— start —
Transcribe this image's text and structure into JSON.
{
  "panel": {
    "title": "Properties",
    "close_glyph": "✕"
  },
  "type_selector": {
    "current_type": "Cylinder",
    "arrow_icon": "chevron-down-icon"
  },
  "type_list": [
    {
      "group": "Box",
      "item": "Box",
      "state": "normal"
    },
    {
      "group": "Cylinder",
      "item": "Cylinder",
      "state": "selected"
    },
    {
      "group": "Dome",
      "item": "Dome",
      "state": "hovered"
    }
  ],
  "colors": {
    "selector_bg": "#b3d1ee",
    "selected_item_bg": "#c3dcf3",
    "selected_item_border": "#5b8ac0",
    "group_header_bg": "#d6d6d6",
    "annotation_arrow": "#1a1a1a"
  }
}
— end —
*STATED PROBLEM*:
Retype all the material above precisely, with no line left out.

*SOLVED PROBLEM*:
Transcribe this image's text and structure into JSON.
{
  "panel": {
    "title": "Properties",
    "close_glyph": "✕"
  },
  "type_selector": {
    "current_type": "Cylinder",
    "arrow_icon": "chevron-down-icon"
  },
  "type_list": [
    {
      "group": "Box",
      "item": "Box",
      "state": "normal"
    },
    {
      "group": "Cylinder",
      "item": "Cylinder",
      "state": "selected"
    },
    {
      "group": "Dome",
      "item": "Dome",
      "state": "hovered"
    }
  ],
  "colors": {
    "selector_bg": "#b3d1ee",
    "selected_item_bg": "#c3dcf3",
    "selected_item_border": "#5b8ac0",
    "group_header_bg": "#d6d6d6",
    "annotation_arrow": "#1a1a1a"
  }
}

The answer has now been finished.